> **WHAT NEEDS TO BE DONE**
What follows is a listing; give it again exactly, in its entirety.

> **DATA LISTING**
# # # #

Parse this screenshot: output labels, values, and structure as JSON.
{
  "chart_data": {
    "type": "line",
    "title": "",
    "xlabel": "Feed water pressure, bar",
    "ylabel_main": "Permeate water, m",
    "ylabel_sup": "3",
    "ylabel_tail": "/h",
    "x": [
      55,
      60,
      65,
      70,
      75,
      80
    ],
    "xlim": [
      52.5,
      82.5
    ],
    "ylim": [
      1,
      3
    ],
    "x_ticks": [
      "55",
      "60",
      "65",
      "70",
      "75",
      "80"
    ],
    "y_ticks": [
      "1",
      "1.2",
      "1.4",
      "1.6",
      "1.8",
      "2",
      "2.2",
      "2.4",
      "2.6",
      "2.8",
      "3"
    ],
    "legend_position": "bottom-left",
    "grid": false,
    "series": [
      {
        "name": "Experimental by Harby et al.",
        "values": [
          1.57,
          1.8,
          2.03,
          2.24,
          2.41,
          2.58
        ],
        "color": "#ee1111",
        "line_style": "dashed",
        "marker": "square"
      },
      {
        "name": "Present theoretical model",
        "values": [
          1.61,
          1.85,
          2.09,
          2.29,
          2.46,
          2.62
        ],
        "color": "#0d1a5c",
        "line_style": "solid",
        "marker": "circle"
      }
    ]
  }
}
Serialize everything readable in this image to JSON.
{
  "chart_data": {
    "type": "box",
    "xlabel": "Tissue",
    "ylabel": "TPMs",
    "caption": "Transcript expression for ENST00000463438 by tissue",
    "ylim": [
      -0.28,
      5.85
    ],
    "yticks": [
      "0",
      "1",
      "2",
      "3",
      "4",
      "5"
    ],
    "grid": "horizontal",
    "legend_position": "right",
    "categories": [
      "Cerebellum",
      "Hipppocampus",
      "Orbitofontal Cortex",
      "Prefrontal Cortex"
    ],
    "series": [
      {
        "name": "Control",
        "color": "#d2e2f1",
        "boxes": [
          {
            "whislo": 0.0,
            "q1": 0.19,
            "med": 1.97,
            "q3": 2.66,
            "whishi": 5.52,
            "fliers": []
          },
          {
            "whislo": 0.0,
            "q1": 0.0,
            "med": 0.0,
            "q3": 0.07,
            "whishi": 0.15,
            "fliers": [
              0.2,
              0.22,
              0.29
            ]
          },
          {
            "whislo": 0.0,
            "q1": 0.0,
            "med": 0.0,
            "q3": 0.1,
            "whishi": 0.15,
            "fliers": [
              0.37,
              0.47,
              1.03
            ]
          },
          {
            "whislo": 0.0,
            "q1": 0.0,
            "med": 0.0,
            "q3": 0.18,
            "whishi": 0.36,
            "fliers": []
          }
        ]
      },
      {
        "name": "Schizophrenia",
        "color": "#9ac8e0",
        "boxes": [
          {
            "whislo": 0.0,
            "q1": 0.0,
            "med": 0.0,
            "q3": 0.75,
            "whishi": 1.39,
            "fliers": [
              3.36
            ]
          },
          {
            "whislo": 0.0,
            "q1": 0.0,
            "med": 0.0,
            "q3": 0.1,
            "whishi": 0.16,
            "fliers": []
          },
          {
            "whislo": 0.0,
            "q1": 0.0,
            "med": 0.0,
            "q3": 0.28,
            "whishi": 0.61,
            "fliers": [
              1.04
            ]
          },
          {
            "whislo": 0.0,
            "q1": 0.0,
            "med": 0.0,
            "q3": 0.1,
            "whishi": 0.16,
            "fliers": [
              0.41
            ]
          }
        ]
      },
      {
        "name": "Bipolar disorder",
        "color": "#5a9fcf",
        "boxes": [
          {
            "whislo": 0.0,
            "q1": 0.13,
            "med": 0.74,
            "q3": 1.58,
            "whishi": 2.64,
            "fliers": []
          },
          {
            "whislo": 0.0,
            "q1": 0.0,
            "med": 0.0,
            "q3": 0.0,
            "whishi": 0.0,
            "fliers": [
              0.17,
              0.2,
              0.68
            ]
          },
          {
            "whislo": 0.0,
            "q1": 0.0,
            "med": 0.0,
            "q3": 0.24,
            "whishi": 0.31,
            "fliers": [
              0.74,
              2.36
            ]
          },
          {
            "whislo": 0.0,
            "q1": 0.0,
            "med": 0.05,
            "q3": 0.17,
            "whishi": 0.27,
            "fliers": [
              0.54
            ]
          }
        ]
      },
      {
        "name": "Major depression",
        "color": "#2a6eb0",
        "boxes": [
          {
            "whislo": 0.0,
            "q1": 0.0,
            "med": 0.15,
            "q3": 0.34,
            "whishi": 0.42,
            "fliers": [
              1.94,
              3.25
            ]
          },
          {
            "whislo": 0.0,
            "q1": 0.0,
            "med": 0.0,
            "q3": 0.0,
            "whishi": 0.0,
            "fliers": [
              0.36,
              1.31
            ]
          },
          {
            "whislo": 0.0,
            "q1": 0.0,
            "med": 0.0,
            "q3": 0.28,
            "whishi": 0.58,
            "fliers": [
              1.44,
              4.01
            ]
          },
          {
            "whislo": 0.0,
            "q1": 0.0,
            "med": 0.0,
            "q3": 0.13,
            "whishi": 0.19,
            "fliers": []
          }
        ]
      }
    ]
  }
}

# # # #

> **SOLUTION**
Parse this screenshot: output labels, values, and structure as JSON.
{
  "chart_data": {
    "type": "line",
    "title": "",
    "xlabel": "Feed water pressure, bar",
    "ylabel_main": "Permeate water, m",
    "ylabel_sup": "3",
    "ylabel_tail": "/h",
    "x": [
      55,
      60,
      65,
      70,
      75,
      80
    ],
    "xlim": [
      52.5,
      82.5
    ],
    "ylim": [
      1,
      3
    ],
    "x_ticks": [
      "55",
      "60",
      "65",
      "70",
      "75",
      "80"
    ],
    "y_ticks": [
      "1",
      "1.2",
      "1.4",
      "1.6",
      "1.8",
      "2",
      "2.2",
      "2.4",
      "2.6",
      "2.8",
      "3"
    ],
    "legend_position": "bottom-left",
    "grid": false,
    "series": [
      {
        "name": "Experimental by Harby et al.",
        "values": [
          1.57,
          1.8,
          2.03,
          2.24,
          2.41,
          2.58
        ],
        "color": "#ee1111",
        "line_style": "dashed",
        "marker": "square"
      },
      {
        "name": "Present theoretical model",
        "values": [
          1.61,
          1.85,
          2.09,
          2.29,
          2.46,
          2.62
        ],
        "color": "#0d1a5c",
        "line_style": "solid",
        "marker": "circle"
      }
    ]
  }
}
Serialize everything readable in this image to JSON.
{
  "chart_data": {
    "type": "box",
    "xlabel": "Tissue",
    "ylabel": "TPMs",
    "caption": "Transcript expression for ENST00000463438 by tissue",
    "ylim": [
      -0.28,
      5.85
    ],
    "yticks": [
      "0",
      "1",
      "2",
      "3",
      "4",
      "5"
    ],
    "grid": "horizontal",
    "legend_position": "right",
    "categories": [
      "Cerebellum",
      "Hipppocampus",
      "Orbitofontal Cortex",
      "Prefrontal Cortex"
    ],
    "series": [
      {
        "name": "Control",
        "color": "#d2e2f1",
        "boxes": [
          {
            "whislo": 0.0,
            "q1": 0.19,
            "med": 1.97,
            "q3": 2.66,
            "whishi": 5.52,
            "fliers": []
          },
          {
            "whislo": 0.0,
            "q1": 0.0,
            "med": 0.0,
            "q3": 0.07,
            "whishi": 0.15,
            "fliers": [
              0.2,
              0.22,
              0.29
            ]
          },
          {
            "whislo": 0.0,
            "q1": 0.0,
            "med": 0.0,
            "q3": 0.1,
            "whishi": 0.15,
            "fliers": [
              0.37,
              0.47,
              1.03
            ]
          },
          {
            "whislo": 0.0,
            "q1": 0.0,
            "med": 0.0,
            "q3": 0.18,
            "whishi": 0.36,
            "fliers": []
          }
        ]
      },
      {
        "name": "Schizophrenia",
        "color": "#9ac8e0",
        "boxes": [
          {
            "whislo": 0.0,
            "q1": 0.0,
            "med": 0.0,
            "q3": 0.75,
            "whishi": 1.39,
            "fliers": [
              3.36
            ]
          },
          {
            "whislo": 0.0,
            "q1": 0.0,
            "med": 0.0,
            "q3": 0.1,
            "whishi": 0.16,
            "fliers": []
          },
          {
            "whislo": 0.0,
            "q1": 0.0,
            "med": 0.0,
            "q3": 0.28,
            "whishi": 0.61,
            "fliers": [
              1.04
            ]
          },
          {
            "whislo": 0.0,
            "q1": 0.0,
            "med": 0.0,
            "q3": 0.1,
            "whishi": 0.16,
            "fliers": [
              0.41
            ]
          }
        ]
      },
      {
        "name": "Bipolar disorder",
        "color": "#5a9fcf",
        "boxes": [
          {
            "whislo": 0.0,
            "q1": 0.13,
            "med": 0.74,
            "q3": 1.58,
            "whishi": 2.64,
            "fliers": []
          },
          {
            "whislo": 0.0,
            "q1": 0.0,
            "med": 0.0,
            "q3": 0.0,
            "whishi": 0.0,
            "fliers": [
              0.17,
              0.2,
              0.68
            ]
          },
          {
            "whislo": 0.0,
            "q1": 0.0,
            "med": 0.0,
            "q3": 0.24,
            "whishi": 0.31,
            "fliers": [
              0.74,
              2.36
            ]
          },
          {
            "whislo": 0.0,
            "q1": 0.0,
            "med": 0.05,
            "q3": 0.17,
            "whishi": 0.27,
            "fliers": [
              0.54
            ]
          }
        ]
      },
      {
        "name": "Major depression",
        "color": "#2a6eb0",
        "boxes": [
          {
            "whislo": 0.0,
            "q1": 0.0,
            "med": 0.15,
            "q3": 0.34,
            "whishi": 0.42,
            "fliers": [
              1.94,
              3.25
            ]
          },
          {
            "whislo": 0.0,
            "q1": 0.0,
            "med": 0.0,
            "q3": 0.0,
            "whishi": 0.0,
            "fliers": [
              0.36,
              1.31
            ]
          },
          {
            "whislo": 0.0,
            "q1": 0.0,
            "med": 0.0,
            "q3": 0.28,
            "whishi": 0.58,
            "fliers": [
              1.44,
              4.01
            ]
          },
          {
            "whislo": 0.0,
            "q1": 0.0,
            "med": 0.0,
            "q3": 0.13,
            "whishi": 0.19,
            "fliers": []
          }
        ]
      }
    ]
  }
}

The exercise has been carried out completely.